→ **Exercise inputs**
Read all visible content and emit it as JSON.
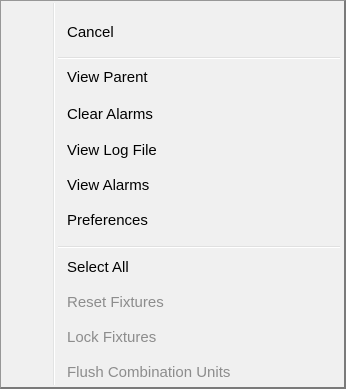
{
  "context_menu": {
    "groups": [
      {
        "items": [
          {
            "label": "Cancel",
            "enabled": true
          }
        ]
      },
      {
        "items": [
          {
            "label": "View Parent",
            "enabled": true
          },
          {
            "label": "Clear Alarms",
            "enabled": true
          },
          {
            "label": "View Log File",
            "enabled": true
          },
          {
            "label": "View Alarms",
            "enabled": true
          },
          {
            "label": "Preferences",
            "enabled": true
          }
        ]
      },
      {
        "items": [
          {
            "label": "Select All",
            "enabled": true
          },
          {
            "label": "Reset Fixtures",
            "enabled": false
          },
          {
            "label": "Lock Fixtures",
            "enabled": false
          },
          {
            "label": "Flush Combination Units",
            "enabled": false
          }
        ]
      }
    ]
  }
}
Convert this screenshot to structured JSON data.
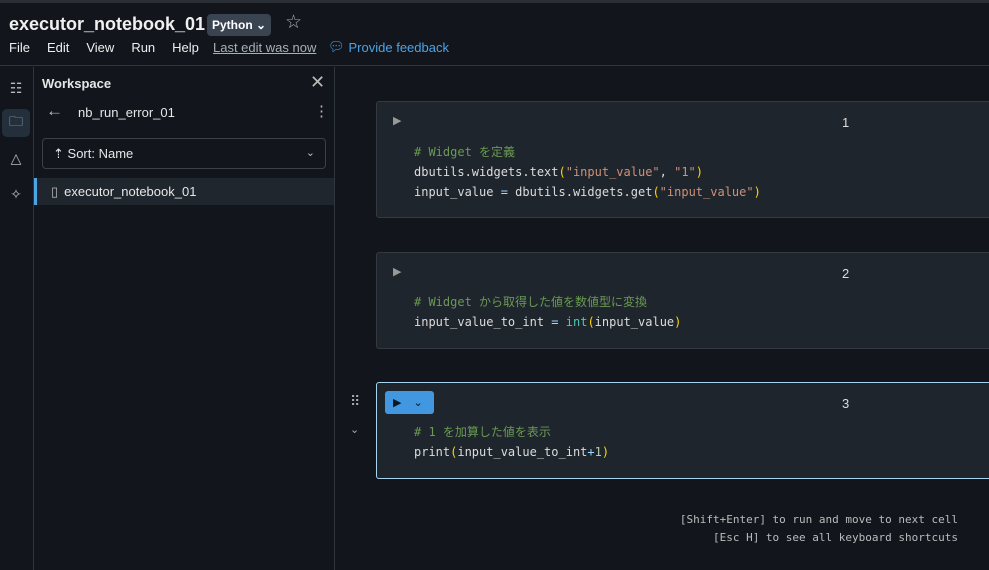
{
  "header": {
    "title": "executor_notebook_01",
    "language": "Python",
    "menu": [
      "File",
      "Edit",
      "View",
      "Run",
      "Help"
    ],
    "last_edit": "Last edit was now",
    "feedback": "Provide feedback"
  },
  "sidebar": {
    "title": "Workspace",
    "folder": "nb_run_error_01",
    "sort": "Sort: Name",
    "files": [
      "executor_notebook_01"
    ]
  },
  "cells": [
    {
      "number": "1",
      "lines": [
        [
          {
            "c": "t-comment",
            "t": "# Widget を定義"
          }
        ],
        [
          {
            "c": "",
            "t": "dbutils.widgets.text"
          },
          {
            "c": "t-paren",
            "t": "("
          },
          {
            "c": "t-str",
            "t": "\"input_value\""
          },
          {
            "c": "",
            "t": ", "
          },
          {
            "c": "t-str",
            "t": "\"1\""
          },
          {
            "c": "t-paren",
            "t": ")"
          }
        ],
        [
          {
            "c": "",
            "t": "input_value "
          },
          {
            "c": "t-op",
            "t": "="
          },
          {
            "c": "",
            "t": " dbutils.widgets.get"
          },
          {
            "c": "t-paren",
            "t": "("
          },
          {
            "c": "t-str",
            "t": "\"input_value\""
          },
          {
            "c": "t-paren",
            "t": ")"
          }
        ]
      ]
    },
    {
      "number": "2",
      "lines": [
        [
          {
            "c": "t-comment",
            "t": "# Widget から取得した値を数値型に変換"
          }
        ],
        [
          {
            "c": "",
            "t": "input_value_to_int "
          },
          {
            "c": "t-op",
            "t": "="
          },
          {
            "c": "",
            "t": " "
          },
          {
            "c": "t-builtin",
            "t": "int"
          },
          {
            "c": "t-paren",
            "t": "("
          },
          {
            "c": "",
            "t": "input_value"
          },
          {
            "c": "t-paren",
            "t": ")"
          }
        ]
      ]
    },
    {
      "number": "3",
      "lines": [
        [
          {
            "c": "t-comment",
            "t": "# 1 を加算した値を表示"
          }
        ],
        [
          {
            "c": "",
            "t": "print"
          },
          {
            "c": "t-paren",
            "t": "("
          },
          {
            "c": "",
            "t": "input_value_to_int"
          },
          {
            "c": "t-op",
            "t": "+"
          },
          {
            "c": "t-num",
            "t": "1"
          },
          {
            "c": "t-paren",
            "t": ")"
          }
        ]
      ]
    }
  ],
  "hints": [
    "[Shift+Enter] to run and move to next cell",
    "[Esc H] to see all keyboard shortcuts"
  ]
}
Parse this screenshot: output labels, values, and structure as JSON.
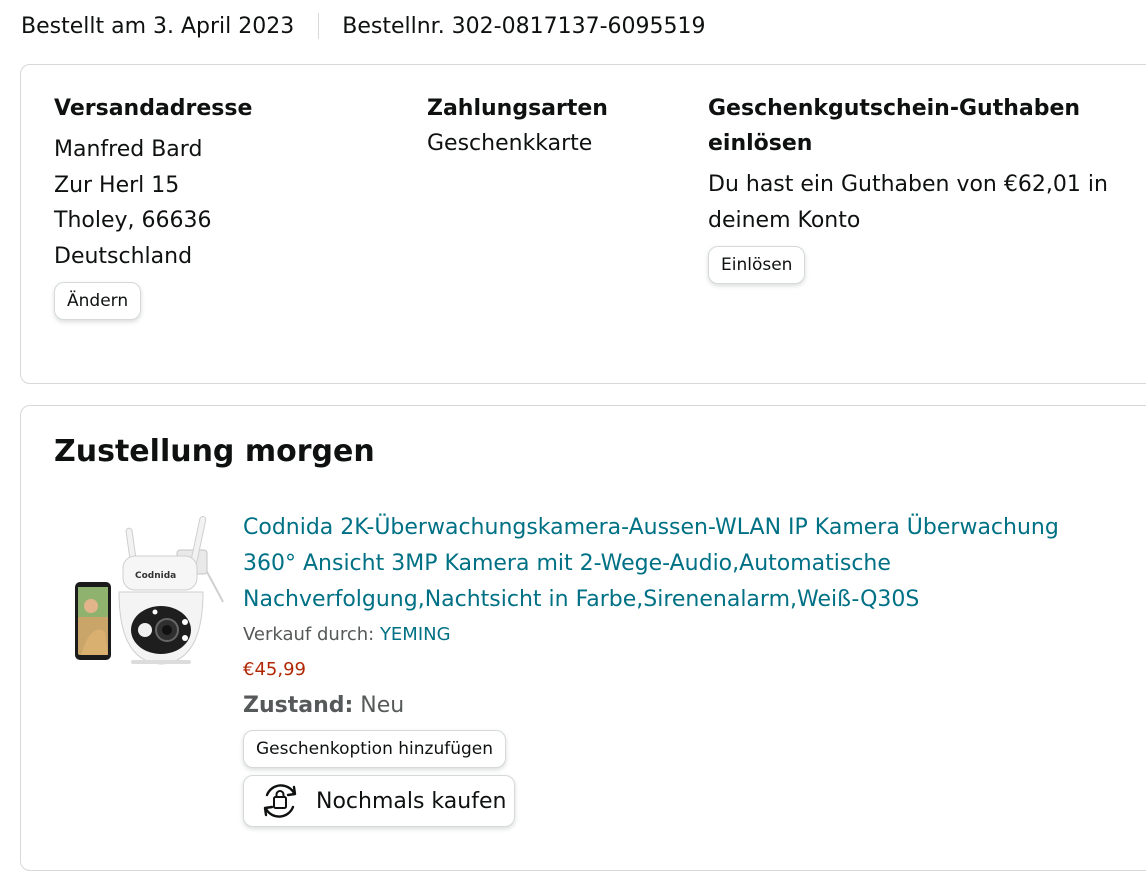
{
  "order": {
    "ordered_on": "Bestellt am 3. April 2023",
    "order_number": "Bestellnr. 302-0817137-6095519"
  },
  "shipping": {
    "title": "Versandadresse",
    "name": "Manfred Bard",
    "street": "Zur Herl 15",
    "city": "Tholey, 66636",
    "country": "Deutschland",
    "change_label": "Ändern"
  },
  "payment": {
    "title": "Zahlungsarten",
    "method": "Geschenkkarte"
  },
  "giftcard": {
    "title_line1": "Geschenkgutschein-Guthaben",
    "title_line2": "einlösen",
    "text_line1": "Du hast ein Guthaben von €62,01 in",
    "text_line2": "deinem Konto",
    "redeem_label": "Einlösen"
  },
  "delivery": {
    "title": "Zustellung morgen",
    "product": {
      "title_line1": "Codnida 2K-Überwachungskamera-Aussen-WLAN IP Kamera Überwachung",
      "title_line2": "360° Ansicht 3MP Kamera mit 2-Wege-Audio,Automatische",
      "title_line3": "Nachverfolgung,Nachtsicht in Farbe,Sirenenalarm,Weiß-Q30S",
      "seller_prefix": "Verkauf durch:",
      "seller_name": "YEMING",
      "price": "€45,99",
      "condition_label": "Zustand:",
      "condition_value": "Neu",
      "brand_on_image": "Codnida"
    },
    "gift_option_label": "Geschenkoption hinzufügen",
    "buy_again_label": "Nochmals kaufen"
  },
  "colors": {
    "link": "#007185",
    "price": "#b12704",
    "border": "#d5d9d9",
    "text": "#0f1111",
    "muted": "#565959"
  },
  "icons": {
    "buy_again": "buy-again-icon"
  }
}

→ **Task directions**
Reproduce the whole listing word for word, setting aside any pictures.

→ **Full output**
Read all visible content and emit it as JSON.
{
  "context_menu": {
    "groups": [
      {
        "items": [
          {
            "label": "Cancel",
            "enabled": true
          }
        ]
      },
      {
        "items": [
          {
            "label": "View Parent",
            "enabled": true
          },
          {
            "label": "Clear Alarms",
            "enabled": true
          },
          {
            "label": "View Log File",
            "enabled": true
          },
          {
            "label": "View Alarms",
            "enabled": true
          },
          {
            "label": "Preferences",
            "enabled": true
          }
        ]
      },
      {
        "items": [
          {
            "label": "Select All",
            "enabled": true
          },
          {
            "label": "Reset Fixtures",
            "enabled": false
          },
          {
            "label": "Lock Fixtures",
            "enabled": false
          },
          {
            "label": "Flush Combination Units",
            "enabled": false
          }
        ]
      }
    ]
  }
}
Convert this screenshot to structured JSON data.
{
  "header": {
    "title": "executor_notebook_01",
    "language": "Python",
    "menu": [
      "File",
      "Edit",
      "View",
      "Run",
      "Help"
    ],
    "last_edit": "Last edit was now",
    "feedback": "Provide feedback"
  },
  "sidebar": {
    "title": "Workspace",
    "folder": "nb_run_error_01",
    "sort": "Sort: Name",
    "files": [
      "executor_notebook_01"
    ]
  },
  "cells": [
    {
      "number": "1",
      "lines": [
        [
          {
            "c": "t-comment",
            "t": "# Widget を定義"
          }
        ],
        [
          {
            "c": "",
            "t": "dbutils.widgets.text"
          },
          {
            "c": "t-paren",
            "t": "("
          },
          {
            "c": "t-str",
            "t": "\"input_value\""
          },
          {
            "c": "",
            "t": ", "
          },
          {
            "c": "t-str",
            "t": "\"1\""
          },
          {
            "c": "t-paren",
            "t": ")"
          }
        ],
        [
          {
            "c": "",
            "t": "input_value "
          },
          {
            "c": "t-op",
            "t": "="
          },
          {
            "c": "",
            "t": " dbutils.widgets.get"
          },
          {
            "c": "t-paren",
            "t": "("
          },
          {
            "c": "t-str",
            "t": "\"input_value\""
          },
          {
            "c": "t-paren",
            "t": ")"
          }
        ]
      ]
    },
    {
      "number": "2",
      "lines": [
        [
          {
            "c": "t-comment",
            "t": "# Widget から取得した値を数値型に変換"
          }
        ],
        [
          {
            "c": "",
            "t": "input_value_to_int "
          },
          {
            "c": "t-op",
            "t": "="
          },
          {
            "c": "",
            "t": " "
          },
          {
            "c": "t-builtin",
            "t": "int"
          },
          {
            "c": "t-paren",
            "t": "("
          },
          {
            "c": "",
            "t": "input_value"
          },
          {
            "c": "t-paren",
            "t": ")"
          }
        ]
      ]
    },
    {
      "number": "3",
      "lines": [
        [
          {
            "c": "t-comment",
            "t": "# 1 を加算した値を表示"
          }
        ],
        [
          {
            "c": "",
            "t": "print"
          },
          {
            "c": "t-paren",
            "t": "("
          },
          {
            "c": "",
            "t": "input_value_to_int"
          },
          {
            "c": "t-op",
            "t": "+"
          },
          {
            "c": "t-num",
            "t": "1"
          },
          {
            "c": "t-paren",
            "t": ")"
          }
        ]
      ]
    }
  ],
  "hints": [
    "[Shift+Enter] to run and move to next cell",
    "[Esc H] to see all keyboard shortcuts"
  ]
}
Parse this screenshot: output labels, values, and structure as JSON.
{
  "order": {
    "ordered_on": "Bestellt am 3. April 2023",
    "order_number": "Bestellnr. 302-0817137-6095519"
  },
  "shipping": {
    "title": "Versandadresse",
    "name": "Manfred Bard",
    "street": "Zur Herl 15",
    "city": "Tholey, 66636",
    "country": "Deutschland",
    "change_label": "Ändern"
  },
  "payment": {
    "title": "Zahlungsarten",
    "method": "Geschenkkarte"
  },
  "giftcard": {
    "title_line1": "Geschenkgutschein-Guthaben",
    "title_line2": "einlösen",
    "text_line1": "Du hast ein Guthaben von €62,01 in",
    "text_line2": "deinem Konto",
    "redeem_label": "Einlösen"
  },
  "delivery": {
    "title": "Zustellung morgen",
    "product": {
      "title_line1": "Codnida 2K-Überwachungskamera-Aussen-WLAN IP Kamera Überwachung",
      "title_line2": "360° Ansicht 3MP Kamera mit 2-Wege-Audio,Automatische",
      "title_line3": "Nachverfolgung,Nachtsicht in Farbe,Sirenenalarm,Weiß-Q30S",
      "seller_prefix": "Verkauf durch:",
      "seller_name": "YEMING",
      "price": "€45,99",
      "condition_label": "Zustand:",
      "condition_value": "Neu",
      "brand_on_image": "Codnida"
    },
    "gift_option_label": "Geschenkoption hinzufügen",
    "buy_again_label": "Nochmals kaufen"
  },
  "colors": {
    "link": "#007185",
    "price": "#b12704",
    "border": "#d5d9d9",
    "text": "#0f1111",
    "muted": "#565959"
  },
  "icons": {
    "buy_again": "buy-again-icon"
  }
}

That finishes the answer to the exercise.